__Requirement__. Pictures are not part of the copy; repeat everything else in the records exactly.

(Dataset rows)
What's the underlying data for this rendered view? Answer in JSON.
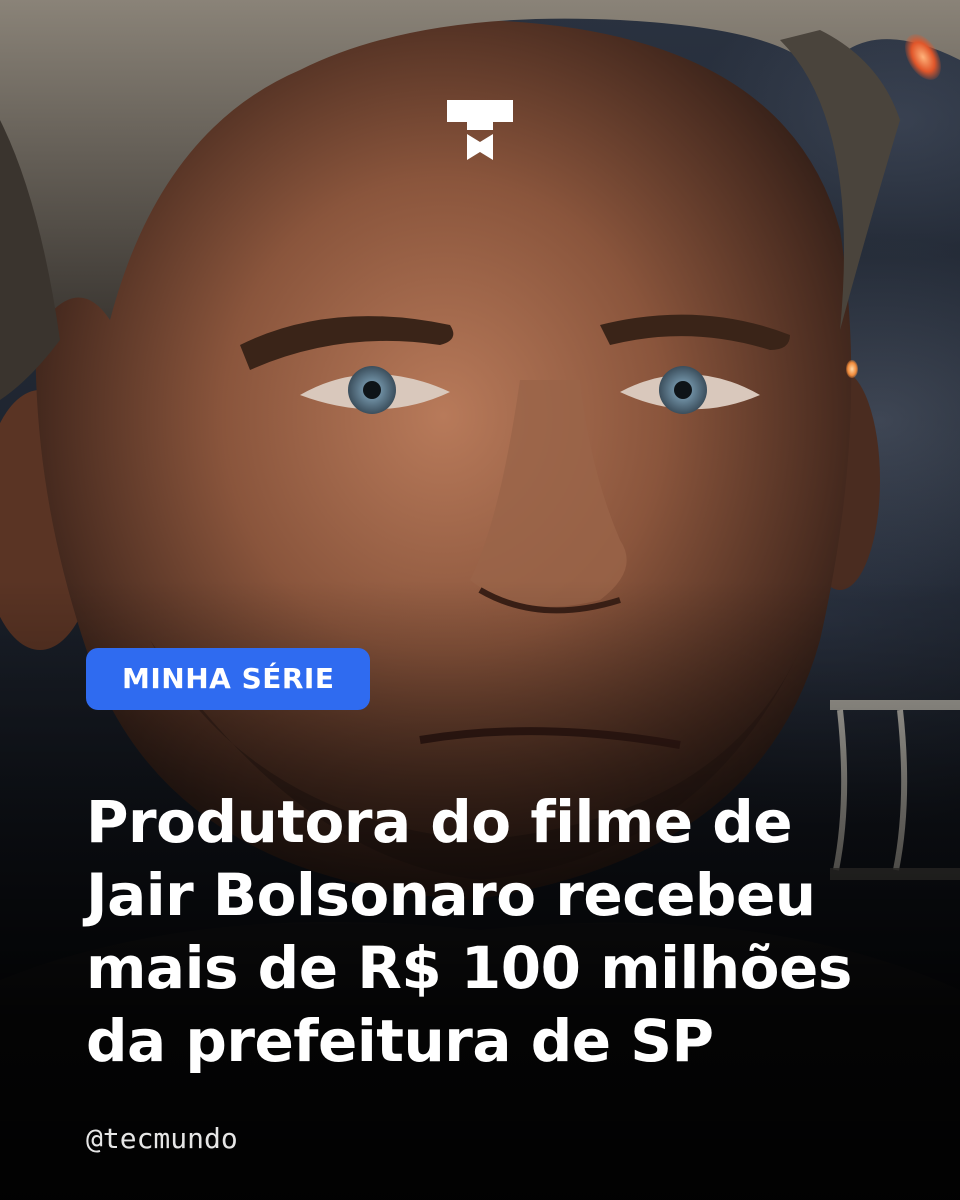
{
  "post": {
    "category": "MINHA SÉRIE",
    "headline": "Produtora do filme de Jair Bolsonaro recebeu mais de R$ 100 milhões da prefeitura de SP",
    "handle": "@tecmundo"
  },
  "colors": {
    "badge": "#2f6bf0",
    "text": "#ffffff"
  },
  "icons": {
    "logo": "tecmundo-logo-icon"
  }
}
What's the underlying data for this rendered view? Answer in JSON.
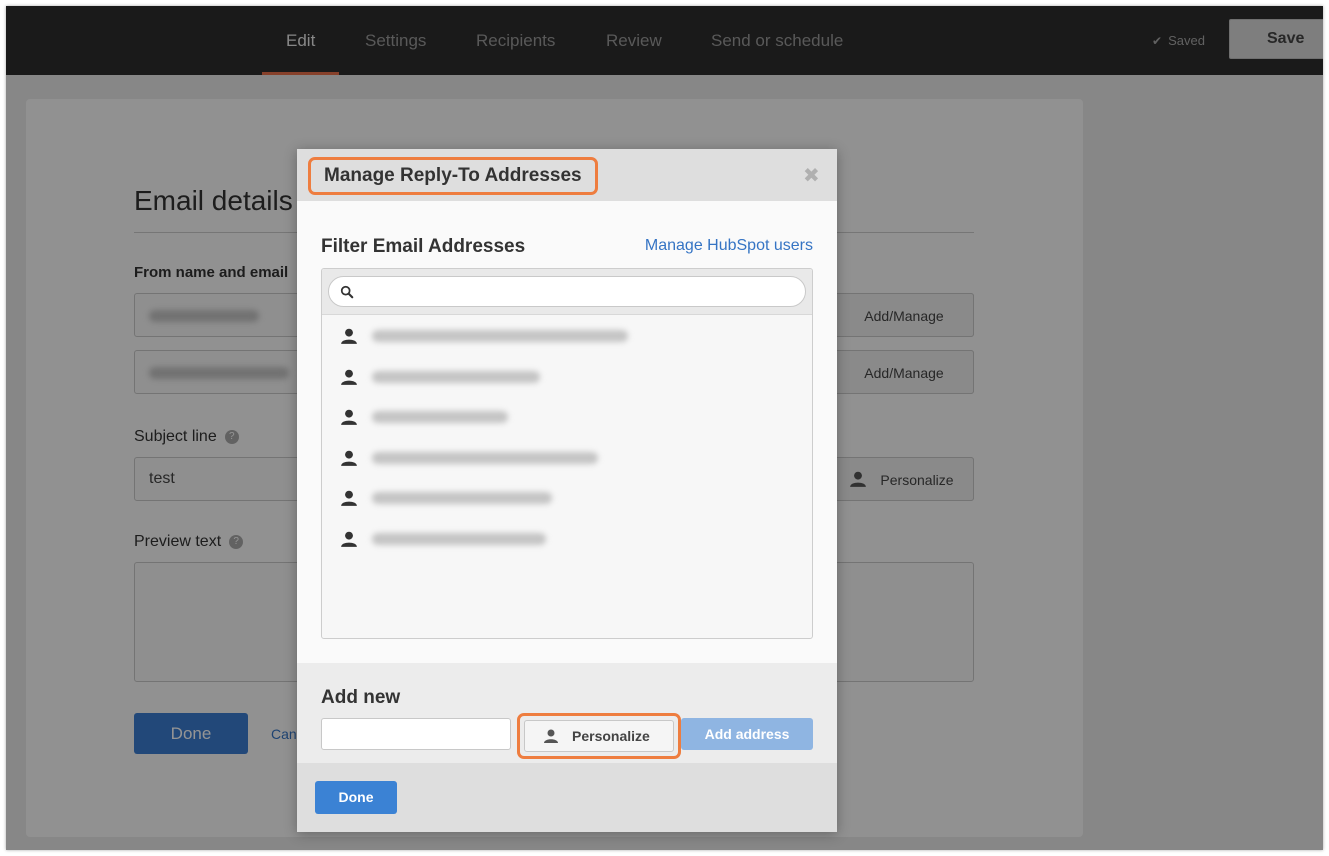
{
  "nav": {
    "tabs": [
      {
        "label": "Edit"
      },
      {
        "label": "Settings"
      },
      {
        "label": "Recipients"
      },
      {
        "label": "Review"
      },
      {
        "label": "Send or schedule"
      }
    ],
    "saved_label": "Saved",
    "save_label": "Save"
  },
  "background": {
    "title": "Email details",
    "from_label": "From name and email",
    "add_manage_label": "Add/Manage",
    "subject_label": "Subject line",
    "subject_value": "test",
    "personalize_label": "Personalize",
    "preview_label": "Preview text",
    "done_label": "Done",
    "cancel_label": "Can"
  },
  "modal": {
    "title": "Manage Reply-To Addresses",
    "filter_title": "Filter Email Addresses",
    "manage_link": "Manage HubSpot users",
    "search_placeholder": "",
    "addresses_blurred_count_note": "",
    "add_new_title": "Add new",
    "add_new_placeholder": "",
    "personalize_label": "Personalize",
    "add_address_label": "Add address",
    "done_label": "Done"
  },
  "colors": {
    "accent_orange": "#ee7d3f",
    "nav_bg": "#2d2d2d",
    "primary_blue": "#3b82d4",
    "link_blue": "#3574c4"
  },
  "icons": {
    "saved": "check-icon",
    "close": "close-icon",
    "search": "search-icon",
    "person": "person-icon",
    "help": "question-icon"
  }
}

__Correct result__.
What's the underlying data for this rendered view? Answer in JSON.
{
  "post": {
    "category": "MINHA SÉRIE",
    "headline": "Produtora do filme de Jair Bolsonaro recebeu mais de R$ 100 milhões da prefeitura de SP",
    "handle": "@tecmundo"
  },
  "colors": {
    "badge": "#2f6bf0",
    "text": "#ffffff"
  },
  "icons": {
    "logo": "tecmundo-logo-icon"
  }
}
What's the underlying data for this rendered view? Answer in JSON.
{
  "nav": {
    "tabs": [
      {
        "label": "Edit"
      },
      {
        "label": "Settings"
      },
      {
        "label": "Recipients"
      },
      {
        "label": "Review"
      },
      {
        "label": "Send or schedule"
      }
    ],
    "saved_label": "Saved",
    "save_label": "Save"
  },
  "background": {
    "title": "Email details",
    "from_label": "From name and email",
    "add_manage_label": "Add/Manage",
    "subject_label": "Subject line",
    "subject_value": "test",
    "personalize_label": "Personalize",
    "preview_label": "Preview text",
    "done_label": "Done",
    "cancel_label": "Can"
  },
  "modal": {
    "title": "Manage Reply-To Addresses",
    "filter_title": "Filter Email Addresses",
    "manage_link": "Manage HubSpot users",
    "search_placeholder": "",
    "addresses_blurred_count_note": "",
    "add_new_title": "Add new",
    "add_new_placeholder": "",
    "personalize_label": "Personalize",
    "add_address_label": "Add address",
    "done_label": "Done"
  },
  "colors": {
    "accent_orange": "#ee7d3f",
    "nav_bg": "#2d2d2d",
    "primary_blue": "#3b82d4",
    "link_blue": "#3574c4"
  },
  "icons": {
    "saved": "check-icon",
    "close": "close-icon",
    "search": "search-icon",
    "person": "person-icon",
    "help": "question-icon"
  }
}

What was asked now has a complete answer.